__Task material__:
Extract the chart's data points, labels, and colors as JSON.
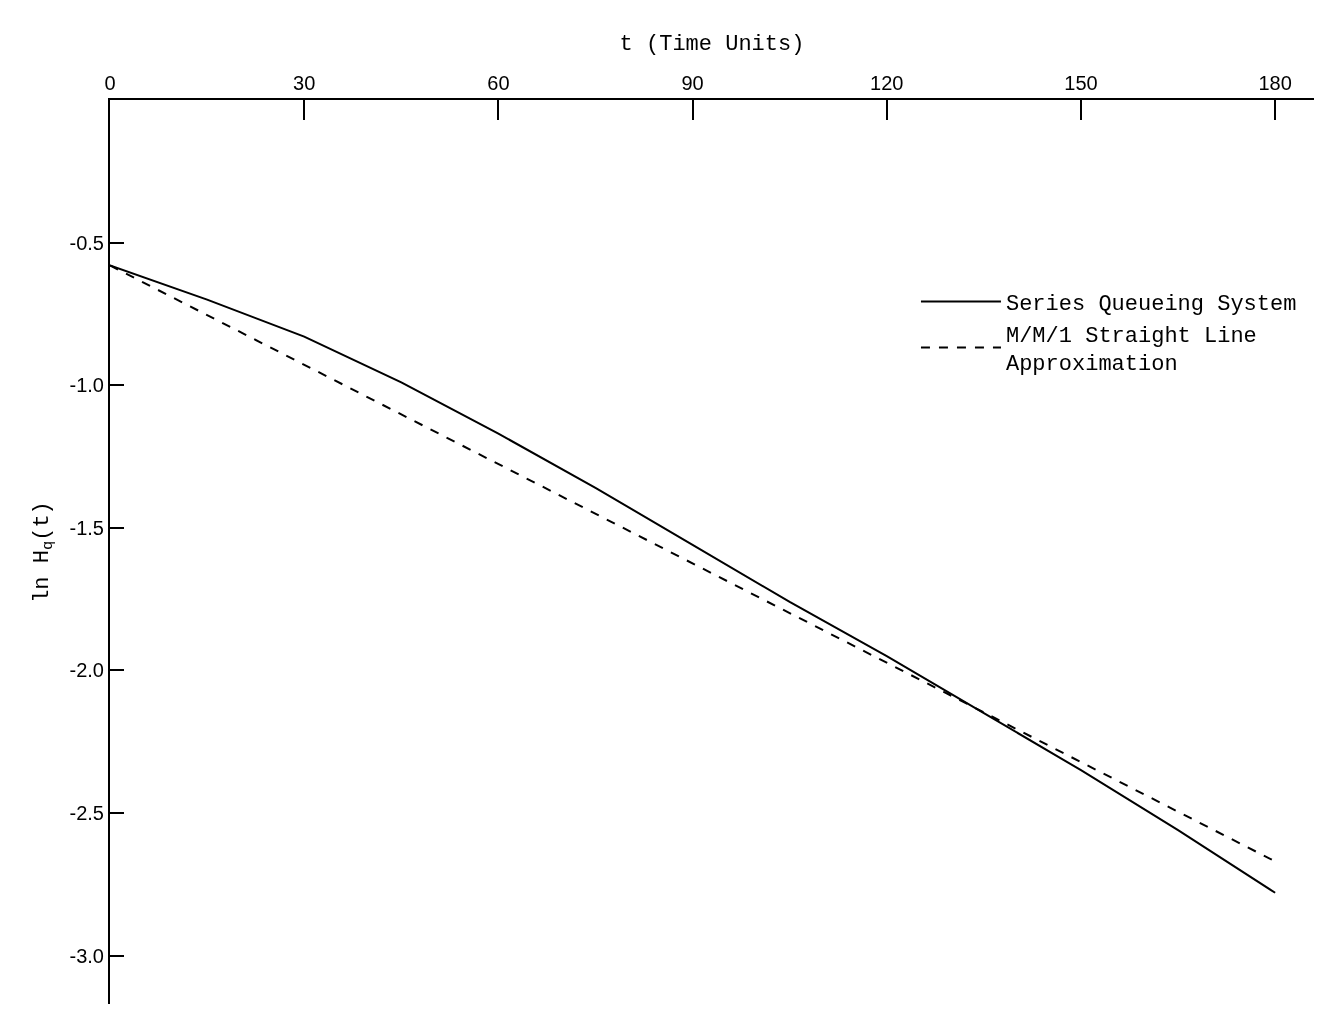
{
  "chart_data": {
    "type": "line",
    "xlabel": "t (Time Units)",
    "ylabel": "ln H$_{q}$(t)",
    "xlim": [
      0,
      186
    ],
    "xticks": [
      0,
      30,
      60,
      90,
      120,
      150,
      180
    ],
    "ylim": [
      -3.17,
      0
    ],
    "yticks": [
      {
        "value": -0.5,
        "label": "-0.5"
      },
      {
        "value": -1.0,
        "label": "-1.0"
      },
      {
        "value": -1.5,
        "label": "-1.5"
      },
      {
        "value": -2.0,
        "label": "-2.0"
      },
      {
        "value": -2.5,
        "label": "-2.5"
      },
      {
        "value": -3.0,
        "label": "-3.0"
      }
    ],
    "x": [
      0,
      15,
      30,
      45,
      60,
      75,
      90,
      105,
      120,
      135,
      150,
      165,
      180
    ],
    "series": [
      {
        "name": "Series Queueing System",
        "color": "#000000",
        "line_style": "solid",
        "values": [
          -0.58,
          -0.7,
          -0.83,
          -0.99,
          -1.17,
          -1.36,
          -1.56,
          -1.76,
          -1.95,
          -2.15,
          -2.35,
          -2.56,
          -2.78
        ]
      },
      {
        "name": "M/M/1 Straight Line\nApproximation",
        "color": "#000000",
        "line_style": "dashed",
        "x": [
          0,
          180
        ],
        "values": [
          -0.58,
          -2.67
        ]
      }
    ],
    "legend": "top right",
    "marker": "none"
  }
}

__What is asked__:
All the material shown above is to be copied exactly, with no pictures carried over.

__Exercise answer__:
Extract the chart's data points, labels, and colors as JSON.
{
  "chart_data": {
    "type": "line",
    "xlabel": "t (Time Units)",
    "ylabel": "ln H$_{q}$(t)",
    "xlim": [
      0,
      186
    ],
    "xticks": [
      0,
      30,
      60,
      90,
      120,
      150,
      180
    ],
    "ylim": [
      -3.17,
      0
    ],
    "yticks": [
      {
        "value": -0.5,
        "label": "-0.5"
      },
      {
        "value": -1.0,
        "label": "-1.0"
      },
      {
        "value": -1.5,
        "label": "-1.5"
      },
      {
        "value": -2.0,
        "label": "-2.0"
      },
      {
        "value": -2.5,
        "label": "-2.5"
      },
      {
        "value": -3.0,
        "label": "-3.0"
      }
    ],
    "x": [
      0,
      15,
      30,
      45,
      60,
      75,
      90,
      105,
      120,
      135,
      150,
      165,
      180
    ],
    "series": [
      {
        "name": "Series Queueing System",
        "color": "#000000",
        "line_style": "solid",
        "values": [
          -0.58,
          -0.7,
          -0.83,
          -0.99,
          -1.17,
          -1.36,
          -1.56,
          -1.76,
          -1.95,
          -2.15,
          -2.35,
          -2.56,
          -2.78
        ]
      },
      {
        "name": "M/M/1 Straight Line\nApproximation",
        "color": "#000000",
        "line_style": "dashed",
        "x": [
          0,
          180
        ],
        "values": [
          -0.58,
          -2.67
        ]
      }
    ],
    "legend": "top right",
    "marker": "none"
  }
}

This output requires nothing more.